>> BEGIN DATA FOR THIS TASK
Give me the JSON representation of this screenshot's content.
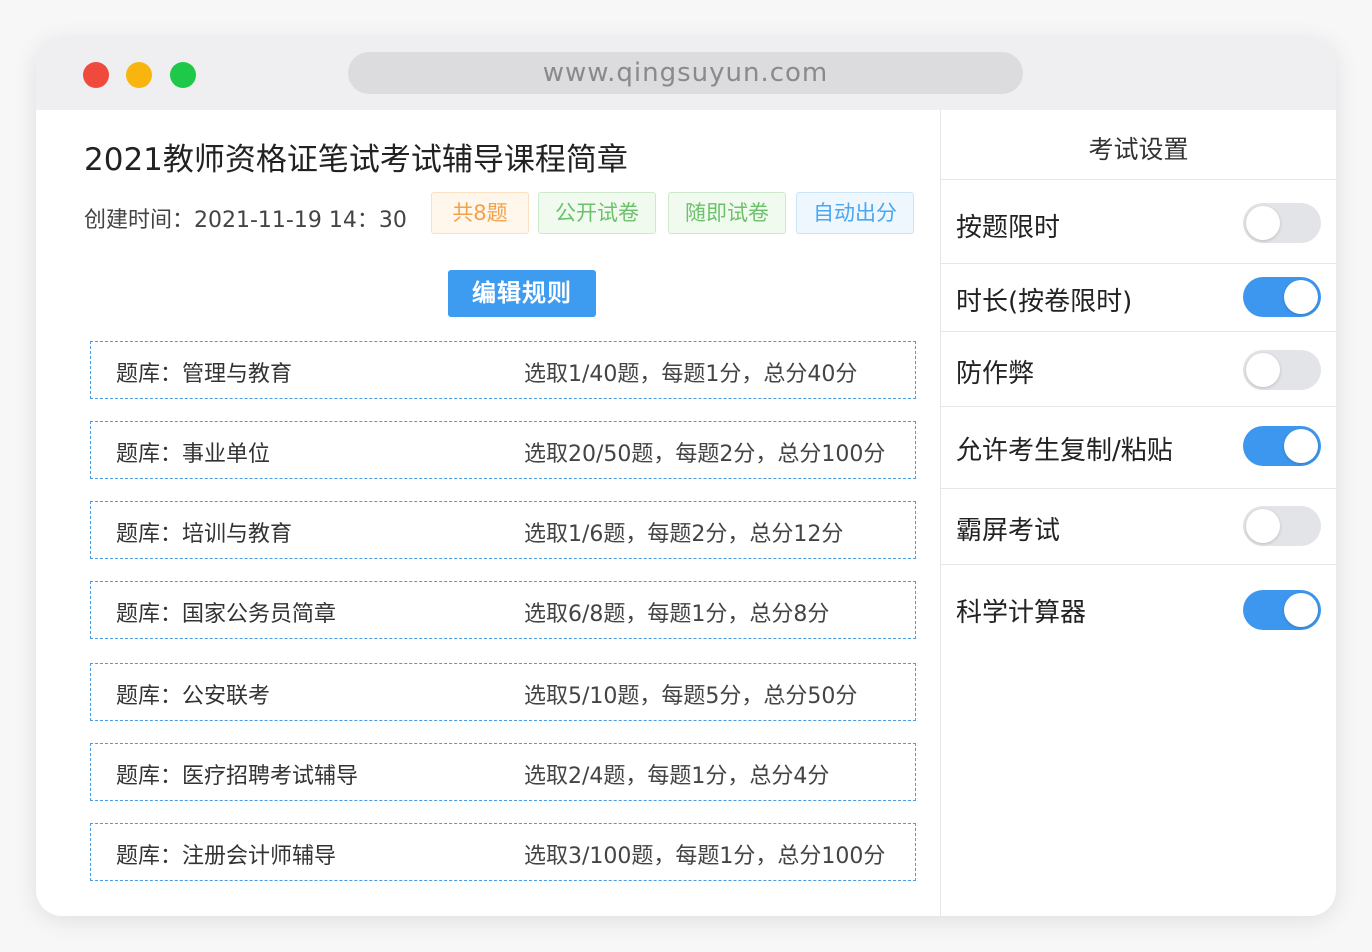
{
  "window": {
    "url": "www.qingsuyun.com"
  },
  "main": {
    "title": "2021教师资格证笔试考试辅导课程简章",
    "created": "创建时间：2021-11-19 14：30",
    "tags": [
      "共8题",
      "公开试卷",
      "随即试卷",
      "自动出分"
    ],
    "edit_button": "编辑规则",
    "rows": [
      {
        "label": "题库：管理与教育",
        "rule": "选取1/40题，每题1分，总分40分"
      },
      {
        "label": "题库：事业单位",
        "rule": "选取20/50题，每题2分，总分100分"
      },
      {
        "label": "题库：培训与教育",
        "rule": "选取1/6题，每题2分，总分12分"
      },
      {
        "label": "题库：国家公务员简章",
        "rule": "选取6/8题，每题1分，总分8分"
      },
      {
        "label": "题库：公安联考",
        "rule": "选取5/10题，每题5分，总分50分"
      },
      {
        "label": "题库：医疗招聘考试辅导",
        "rule": "选取2/4题，每题1分，总分4分"
      },
      {
        "label": "题库：注册会计师辅导",
        "rule": "选取3/100题，每题1分，总分100分"
      }
    ]
  },
  "settings": {
    "title": "考试设置",
    "items": [
      {
        "label": "按题限时",
        "on": false
      },
      {
        "label": "时长(按卷限时)",
        "on": true
      },
      {
        "label": "防作弊",
        "on": false
      },
      {
        "label": "允许考生复制/粘贴",
        "on": true
      },
      {
        "label": "霸屏考试",
        "on": false
      },
      {
        "label": "科学计算器",
        "on": true
      }
    ]
  },
  "colors": {
    "accent": "#3d9bf0",
    "toggle_off": "#e2e4e8"
  }
}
>> END DATA FOR THIS TASK
> [TASK DETAILS]
Return each line from the material above exactly, but not the pictures.

> [TASK SOLUTION]
Give me the JSON representation of this screenshot's content.
{
  "window": {
    "url": "www.qingsuyun.com"
  },
  "main": {
    "title": "2021教师资格证笔试考试辅导课程简章",
    "created": "创建时间：2021-11-19 14：30",
    "tags": [
      "共8题",
      "公开试卷",
      "随即试卷",
      "自动出分"
    ],
    "edit_button": "编辑规则",
    "rows": [
      {
        "label": "题库：管理与教育",
        "rule": "选取1/40题，每题1分，总分40分"
      },
      {
        "label": "题库：事业单位",
        "rule": "选取20/50题，每题2分，总分100分"
      },
      {
        "label": "题库：培训与教育",
        "rule": "选取1/6题，每题2分，总分12分"
      },
      {
        "label": "题库：国家公务员简章",
        "rule": "选取6/8题，每题1分，总分8分"
      },
      {
        "label": "题库：公安联考",
        "rule": "选取5/10题，每题5分，总分50分"
      },
      {
        "label": "题库：医疗招聘考试辅导",
        "rule": "选取2/4题，每题1分，总分4分"
      },
      {
        "label": "题库：注册会计师辅导",
        "rule": "选取3/100题，每题1分，总分100分"
      }
    ]
  },
  "settings": {
    "title": "考试设置",
    "items": [
      {
        "label": "按题限时",
        "on": false
      },
      {
        "label": "时长(按卷限时)",
        "on": true
      },
      {
        "label": "防作弊",
        "on": false
      },
      {
        "label": "允许考生复制/粘贴",
        "on": true
      },
      {
        "label": "霸屏考试",
        "on": false
      },
      {
        "label": "科学计算器",
        "on": true
      }
    ]
  },
  "colors": {
    "accent": "#3d9bf0",
    "toggle_off": "#e2e4e8"
  }
}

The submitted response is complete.